Please show each row that contains the string "gridline", copied in full.

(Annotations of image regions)

- - -

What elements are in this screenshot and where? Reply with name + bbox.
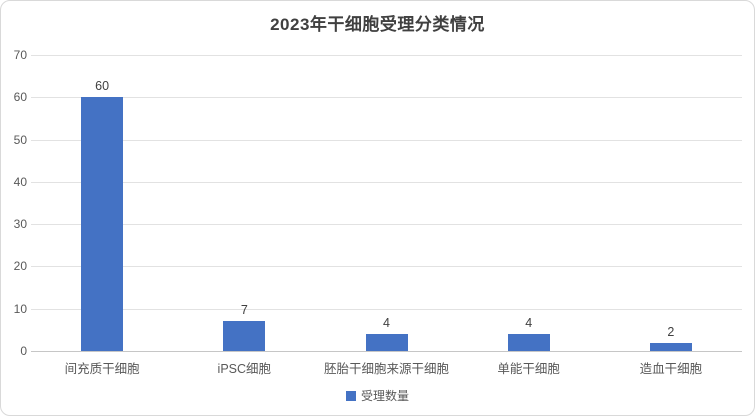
x-axis-category-label: iPSC细胞 bbox=[217, 362, 272, 376]
y-axis-tick-label: 50 bbox=[13, 133, 27, 147]
bar-间充质干细胞 bbox=[81, 97, 124, 351]
legend: 受理数量 bbox=[1, 387, 754, 404]
y-axis-tick-label: 70 bbox=[13, 48, 27, 62]
gridline bbox=[31, 55, 742, 56]
gridline bbox=[31, 224, 742, 225]
legend-label: 受理数量 bbox=[360, 389, 409, 403]
value-label: 2 bbox=[667, 324, 675, 339]
bar-胚胎干细胞来源干细胞 bbox=[365, 334, 408, 351]
x-axis-line bbox=[31, 351, 742, 352]
value-label: 4 bbox=[383, 316, 390, 331]
value-label: 60 bbox=[95, 79, 110, 94]
x-axis-category-label: 单能干细胞 bbox=[497, 362, 560, 376]
y-axis-tick-label: 40 bbox=[13, 175, 27, 189]
gridline bbox=[31, 309, 742, 310]
y-axis-tick-label: 0 bbox=[20, 344, 27, 358]
legend-swatch-icon bbox=[345, 390, 356, 401]
x-axis-category-label: 胚胎干细胞来源干细胞 bbox=[323, 362, 450, 376]
y-axis-tick-label: 10 bbox=[13, 302, 27, 316]
gridline bbox=[31, 97, 742, 98]
bar-单能干细胞 bbox=[507, 334, 550, 351]
gridline bbox=[31, 140, 742, 141]
chart-title: 2023年干细胞受理分类情况 bbox=[270, 15, 485, 34]
x-axis-category-label: 造血干细胞 bbox=[639, 362, 703, 376]
value-label: 7 bbox=[240, 303, 248, 318]
y-axis-tick-label: 20 bbox=[13, 259, 27, 273]
y-axis-tick-label: 30 bbox=[13, 217, 27, 231]
value-label: 4 bbox=[525, 316, 533, 331]
gridline bbox=[31, 182, 742, 183]
y-axis-tick-label: 60 bbox=[13, 90, 27, 104]
gridline bbox=[31, 266, 742, 267]
bar-iPSC细胞 bbox=[223, 321, 266, 351]
x-axis-category-label: 间充质干细胞 bbox=[64, 362, 140, 376]
bar-造血干细胞 bbox=[649, 342, 692, 351]
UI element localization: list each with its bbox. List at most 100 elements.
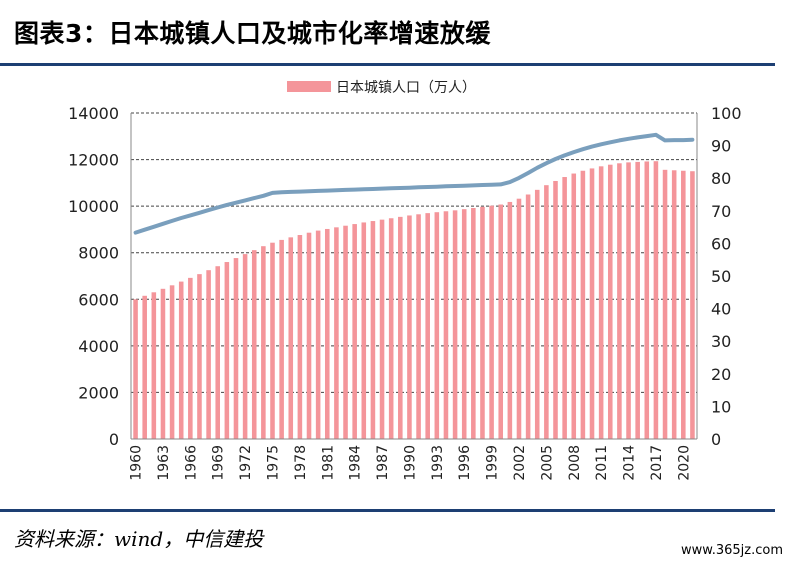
left-tick-label: 0: [109, 430, 119, 449]
bar: [178, 281, 184, 439]
x-tick-label: 1984: [348, 445, 364, 481]
bar: [352, 224, 357, 439]
bar: [681, 170, 686, 439]
bar: [635, 161, 640, 439]
bar: [461, 209, 467, 439]
bar: [343, 225, 348, 439]
bar: [653, 161, 659, 440]
right-tick-label: 60: [711, 234, 731, 253]
bar: [206, 270, 211, 439]
left-axis-tick-labels: 0 2000 4000 6000 8000 10000 12000 14000: [68, 104, 119, 449]
axes: [130, 113, 698, 440]
bar: [480, 206, 485, 439]
bar: [270, 242, 275, 439]
right-tick-label: 40: [711, 300, 731, 319]
bar-series: [133, 161, 695, 440]
bar: [398, 216, 403, 439]
x-tick-label: 1987: [375, 445, 391, 481]
x-tick-label: 1981: [320, 445, 336, 481]
bar: [242, 254, 248, 439]
bar: [434, 212, 440, 439]
bar: [671, 170, 677, 439]
x-tick-label: 1996: [457, 445, 473, 481]
bar: [261, 246, 266, 439]
bar: [361, 222, 367, 439]
bar: [690, 171, 695, 439]
right-tick-label: 70: [711, 202, 731, 221]
bar: [188, 277, 193, 439]
bar: [334, 227, 339, 439]
bar: [617, 163, 622, 439]
bar: [525, 194, 531, 439]
page-title: 图表3：日本城镇人口及城市化率增速放缓: [14, 19, 491, 48]
x-tick-label: 1975: [266, 445, 282, 481]
header-rule: [0, 63, 775, 66]
x-tick-label: 1993: [430, 445, 446, 481]
bar: [598, 166, 604, 439]
bar: [534, 189, 540, 439]
x-tick-label: 2002: [512, 445, 528, 481]
bar: [251, 250, 257, 439]
x-tick-label: 2014: [622, 445, 638, 481]
left-tick-label: 8000: [78, 244, 119, 263]
right-tick-label: 90: [711, 137, 731, 156]
bar: [644, 161, 650, 439]
bar: [607, 164, 613, 439]
left-tick-label: 6000: [78, 290, 119, 309]
bar: [589, 168, 595, 440]
x-tick-label: 1963: [156, 445, 172, 481]
bar: [324, 228, 330, 439]
bar: [169, 285, 175, 439]
left-tick-label: 4000: [78, 337, 119, 356]
legend-label: 日本城镇人口（万人）: [336, 80, 476, 96]
bar: [142, 295, 147, 439]
bar: [215, 266, 221, 439]
left-tick-label: 14000: [68, 104, 119, 123]
bar: [279, 239, 284, 439]
bar: [580, 170, 586, 439]
watermark: www.365jz.com: [681, 543, 783, 558]
bar: [507, 201, 513, 439]
bar: [388, 218, 394, 439]
bar: [626, 162, 631, 439]
right-axis-tick-labels: 0 10 20 30 40 50 60 70 80 90 100: [711, 104, 742, 449]
right-tick-label: 20: [711, 365, 731, 384]
bar: [315, 230, 321, 439]
bar: [452, 210, 458, 439]
legend: 日本城镇人口（万人）: [287, 80, 476, 96]
bar: [553, 180, 558, 439]
urbanization-rate-line: [133, 132, 695, 235]
left-tick-label: 10000: [68, 197, 119, 216]
right-tick-label: 10: [711, 397, 731, 416]
x-tick-label: 1990: [402, 445, 418, 481]
bar: [416, 214, 421, 439]
bar: [379, 219, 385, 439]
bar: [224, 262, 230, 439]
bar: [516, 198, 522, 439]
bar: [306, 232, 312, 439]
bar: [571, 173, 577, 439]
x-tick-label: 2020: [676, 445, 692, 481]
x-tick-label: 1972: [238, 445, 254, 481]
bar: [197, 274, 202, 439]
right-tick-label: 80: [711, 169, 731, 188]
x-tick-label: 2017: [649, 445, 665, 481]
bar: [662, 169, 668, 439]
bar: [288, 237, 294, 439]
bar: [407, 215, 412, 439]
left-tick-label: 12000: [68, 151, 119, 170]
footer-rule: [0, 509, 775, 512]
right-tick-label: 100: [711, 104, 742, 123]
line-series: [133, 132, 695, 235]
bar: [443, 211, 449, 439]
left-tick-label: 2000: [78, 383, 119, 402]
x-tick-label: 2005: [539, 445, 555, 481]
right-tick-label: 0: [711, 430, 721, 449]
bar: [233, 258, 239, 439]
bar: [151, 292, 157, 439]
bar: [160, 288, 166, 439]
right-tick-label: 30: [711, 332, 731, 351]
x-tick-label: 2008: [567, 445, 583, 481]
legend-swatch: [287, 81, 331, 92]
bar: [425, 213, 430, 439]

- - -

— THE RESULT —
gridline bbox=[31, 55, 742, 56]
gridline bbox=[31, 224, 742, 225]
gridline bbox=[31, 309, 742, 310]
gridline bbox=[31, 97, 742, 98]
gridline bbox=[31, 140, 742, 141]
gridline bbox=[31, 182, 742, 183]
gridline bbox=[31, 266, 742, 267]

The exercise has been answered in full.